» Task
Your task is to repeat the entries word for word while leaving out the pictures.

» Raw data
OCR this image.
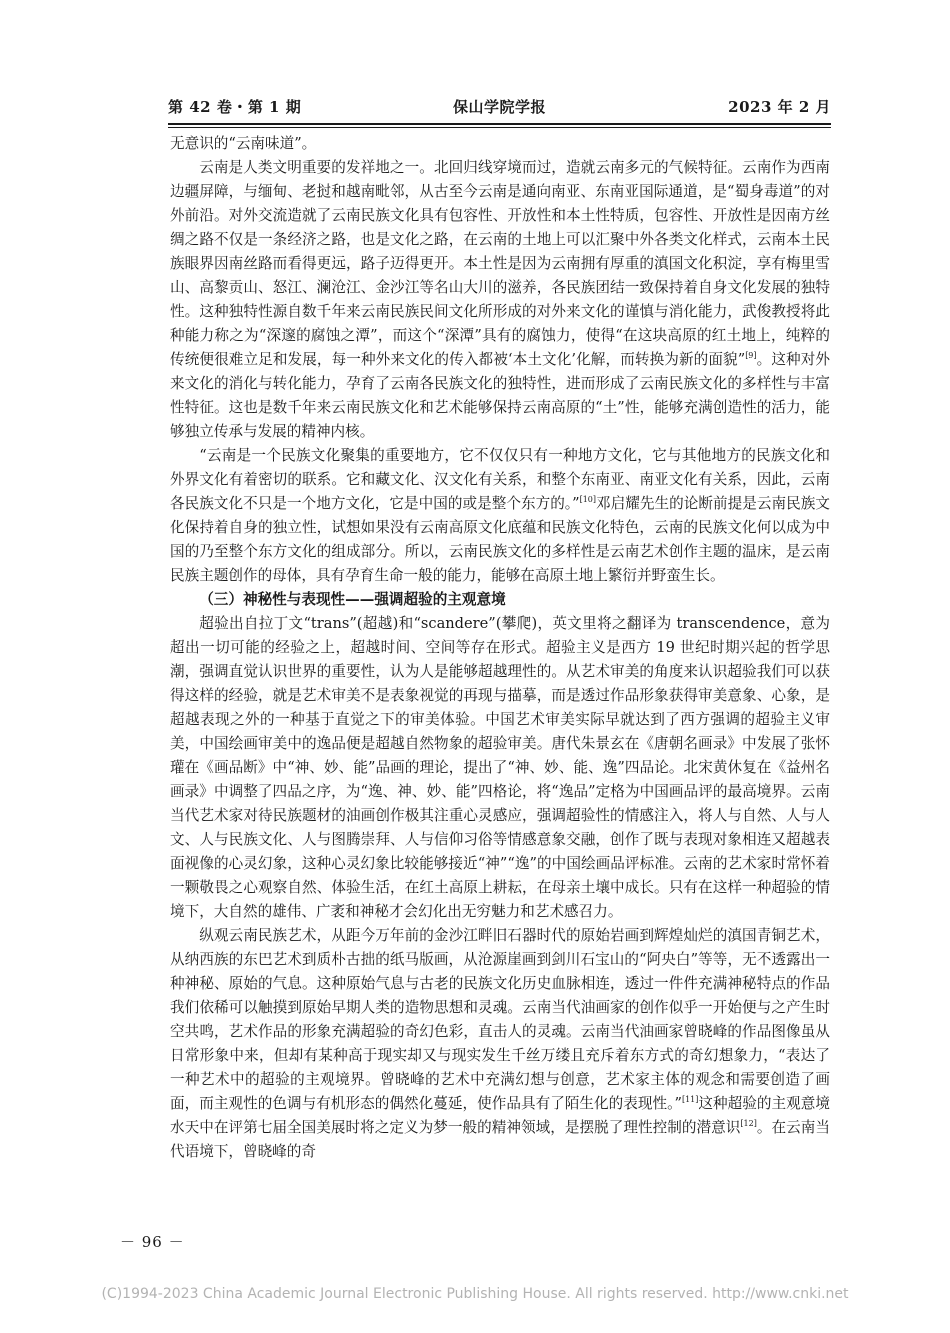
第 42 卷・第 1 期	保山学院学报	2023 年 2 月

无意识的“云南味道”。

云南是人类文明重要的发祥地之一。北回归线穿境而过，造就云南多元的气候特征。云南作为西南边疆屏障，与缅甸、老挝和越南毗邻，从古至今云南是通向南亚、东南亚国际通道，是“蜀身毒道”的对外前沿。对外交流造就了云南民族文化具有包容性、开放性和本土性特质，包容性、开放性是因南方丝绸之路不仅是一条经济之路，也是文化之路，在云南的土地上可以汇聚中外各类文化样式，云南本土民族眼界因南丝路而看得更远，路子迈得更开。本土性是因为云南拥有厚重的滇国文化积淀，享有梅里雪山、高黎贡山、怒江、澜沧江、金沙江等名山大川的滋养，各民族团结一致保持着自身文化发展的独特性。这种独特性源自数千年来云南民族民间文化所形成的对外来文化的谨慎与消化能力，武俊教授将此种能力称之为“深邃的腐蚀之潭”，而这个“深潭”具有的腐蚀力，使得“在这块高原的红土地上，纯粹的传统便很难立足和发展，每一种外来文化的传入都被‘本土文化’化解，而转换为新的面貌”[9]。这种对外来文化的消化与转化能力，孕育了云南各民族文化的独特性，进而形成了云南民族文化的多样性与丰富性特征。这也是数千年来云南民族文化和艺术能够保持云南高原的“土”性，能够充满创造性的活力，能够独立传承与发展的精神内核。

“云南是一个民族文化聚集的重要地方，它不仅仅只有一种地方文化，它与其他地方的民族文化和外界文化有着密切的联系。它和藏文化、汉文化有关系，和整个东南亚、南亚文化有关系，因此，云南各民族文化不只是一个地方文化，它是中国的或是整个东方的。”[10]邓启耀先生的论断前提是云南民族文化保持着自身的独立性，试想如果没有云南高原文化底蕴和民族文化特色，云南的民族文化何以成为中国的乃至整个东方文化的组成部分。所以，云南民族文化的多样性是云南艺术创作主题的温床，是云南民族主题创作的母体，具有孕育生命一般的能力，能够在高原土地上繁衍并野蛮生长。

（三）神秘性与表现性——强调超验的主观意境

超验出自拉丁文“trans”(超越)和“scandere”(攀爬)，英文里将之翻译为 transcendence，意为超出一切可能的经验之上，超越时间、空间等存在形式。超验主义是西方 19 世纪时期兴起的哲学思潮，强调直觉认识世界的重要性，认为人是能够超越理性的。从艺术审美的角度来认识超验我们可以获得这样的经验，就是艺术审美不是表象视觉的再现与描摹，而是透过作品形象获得审美意象、心象，是超越表现之外的一种基于直觉之下的审美体验。中国艺术审美实际早就达到了西方强调的超验主义审美，中国绘画审美中的逸品便是超越自然物象的超验审美。唐代朱景玄在《唐朝名画录》中发展了张怀瓘在《画品断》中“神、妙、能”品画的理论，提出了“神、妙、能、逸”四品论。北宋黄休复在《益州名画录》中调整了四品之序，为“逸、神、妙、能”四格论，将“逸品”定格为中国画品评的最高境界。云南当代艺术家对待民族题材的油画创作极其注重心灵感应，强调超验性的情感注入，将人与自然、人与人文、人与民族文化、人与图腾崇拜、人与信仰习俗等情感意象交融，创作了既与表现对象相连又超越表面视像的心灵幻象，这种心灵幻象比较能够接近“神”“逸”的中国绘画品评标准。云南的艺术家时常怀着一颗敬畏之心观察自然、体验生活，在红土高原上耕耘，在母亲土壤中成长。只有在这样一种超验的情境下，大自然的雄伟、广袤和神秘才会幻化出无穷魅力和艺术感召力。

纵观云南民族艺术，从距今万年前的金沙江畔旧石器时代的原始岩画到辉煌灿烂的滇国青铜艺术，从纳西族的东巴艺术到质朴古拙的纸马版画，从沧源崖画到剑川石宝山的“阿央白”等等，无不透露出一种神秘、原始的气息。这种原始气息与古老的民族文化历史血脉相连，透过一件件充满神秘特点的作品我们依稀可以触摸到原始早期人类的造物思想和灵魂。云南当代油画家的创作似乎一开始便与之产生时空共鸣，艺术作品的形象充满超验的奇幻色彩，直击人的灵魂。云南当代油画家曾晓峰的作品图像虽从日常形象中来，但却有某种高于现实却又与现实发生千丝万缕且充斥着东方式的奇幻想象力，“表达了一种艺术中的超验的主观境界。曾晓峰的艺术中充满幻想与创意，艺术家主体的观念和需要创造了画面，而主观性的色调与有机形态的偶然化蔓延，使作品具有了陌生化的表现性。”[11]这种超验的主观意境水天中在评第七届全国美展时将之定义为梦一般的精神领域，是摆脱了理性控制的潜意识[12]。在云南当代语境下，曾晓峰的奇

－ 96 －
(C)1994-2023 China Academic Journal Electronic Publishing House. All rights reserved. http://www.cnki.net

» Response for this exercise
OCR this image.
第 42 卷・第 1 期	保山学院学报	2023 年 2 月

无意识的“云南味道”。

云南是人类文明重要的发祥地之一。北回归线穿境而过，造就云南多元的气候特征。云南作为西南边疆屏障，与缅甸、老挝和越南毗邻，从古至今云南是通向南亚、东南亚国际通道，是“蜀身毒道”的对外前沿。对外交流造就了云南民族文化具有包容性、开放性和本土性特质，包容性、开放性是因南方丝绸之路不仅是一条经济之路，也是文化之路，在云南的土地上可以汇聚中外各类文化样式，云南本土民族眼界因南丝路而看得更远，路子迈得更开。本土性是因为云南拥有厚重的滇国文化积淀，享有梅里雪山、高黎贡山、怒江、澜沧江、金沙江等名山大川的滋养，各民族团结一致保持着自身文化发展的独特性。这种独特性源自数千年来云南民族民间文化所形成的对外来文化的谨慎与消化能力，武俊教授将此种能力称之为“深邃的腐蚀之潭”，而这个“深潭”具有的腐蚀力，使得“在这块高原的红土地上，纯粹的传统便很难立足和发展，每一种外来文化的传入都被‘本土文化’化解，而转换为新的面貌”[9]。这种对外来文化的消化与转化能力，孕育了云南各民族文化的独特性，进而形成了云南民族文化的多样性与丰富性特征。这也是数千年来云南民族文化和艺术能够保持云南高原的“土”性，能够充满创造性的活力，能够独立传承与发展的精神内核。

“云南是一个民族文化聚集的重要地方，它不仅仅只有一种地方文化，它与其他地方的民族文化和外界文化有着密切的联系。它和藏文化、汉文化有关系，和整个东南亚、南亚文化有关系，因此，云南各民族文化不只是一个地方文化，它是中国的或是整个东方的。”[10]邓启耀先生的论断前提是云南民族文化保持着自身的独立性，试想如果没有云南高原文化底蕴和民族文化特色，云南的民族文化何以成为中国的乃至整个东方文化的组成部分。所以，云南民族文化的多样性是云南艺术创作主题的温床，是云南民族主题创作的母体，具有孕育生命一般的能力，能够在高原土地上繁衍并野蛮生长。

（三）神秘性与表现性——强调超验的主观意境

超验出自拉丁文“trans”(超越)和“scandere”(攀爬)，英文里将之翻译为 transcendence，意为超出一切可能的经验之上，超越时间、空间等存在形式。超验主义是西方 19 世纪时期兴起的哲学思潮，强调直觉认识世界的重要性，认为人是能够超越理性的。从艺术审美的角度来认识超验我们可以获得这样的经验，就是艺术审美不是表象视觉的再现与描摹，而是透过作品形象获得审美意象、心象，是超越表现之外的一种基于直觉之下的审美体验。中国艺术审美实际早就达到了西方强调的超验主义审美，中国绘画审美中的逸品便是超越自然物象的超验审美。唐代朱景玄在《唐朝名画录》中发展了张怀瓘在《画品断》中“神、妙、能”品画的理论，提出了“神、妙、能、逸”四品论。北宋黄休复在《益州名画录》中调整了四品之序，为“逸、神、妙、能”四格论，将“逸品”定格为中国画品评的最高境界。云南当代艺术家对待民族题材的油画创作极其注重心灵感应，强调超验性的情感注入，将人与自然、人与人文、人与民族文化、人与图腾崇拜、人与信仰习俗等情感意象交融，创作了既与表现对象相连又超越表面视像的心灵幻象，这种心灵幻象比较能够接近“神”“逸”的中国绘画品评标准。云南的艺术家时常怀着一颗敬畏之心观察自然、体验生活，在红土高原上耕耘，在母亲土壤中成长。只有在这样一种超验的情境下，大自然的雄伟、广袤和神秘才会幻化出无穷魅力和艺术感召力。

纵观云南民族艺术，从距今万年前的金沙江畔旧石器时代的原始岩画到辉煌灿烂的滇国青铜艺术，从纳西族的东巴艺术到质朴古拙的纸马版画，从沧源崖画到剑川石宝山的“阿央白”等等，无不透露出一种神秘、原始的气息。这种原始气息与古老的民族文化历史血脉相连，透过一件件充满神秘特点的作品我们依稀可以触摸到原始早期人类的造物思想和灵魂。云南当代油画家的创作似乎一开始便与之产生时空共鸣，艺术作品的形象充满超验的奇幻色彩，直击人的灵魂。云南当代油画家曾晓峰的作品图像虽从日常形象中来，但却有某种高于现实却又与现实发生千丝万缕且充斥着东方式的奇幻想象力，“表达了一种艺术中的超验的主观境界。曾晓峰的艺术中充满幻想与创意，艺术家主体的观念和需要创造了画面，而主观性的色调与有机形态的偶然化蔓延，使作品具有了陌生化的表现性。”[11]这种超验的主观意境水天中在评第七届全国美展时将之定义为梦一般的精神领域，是摆脱了理性控制的潜意识[12]。在云南当代语境下，曾晓峰的奇

－ 96 －
(C)1994-2023 China Academic Journal Electronic Publishing House. All rights reserved. http://www.cnki.net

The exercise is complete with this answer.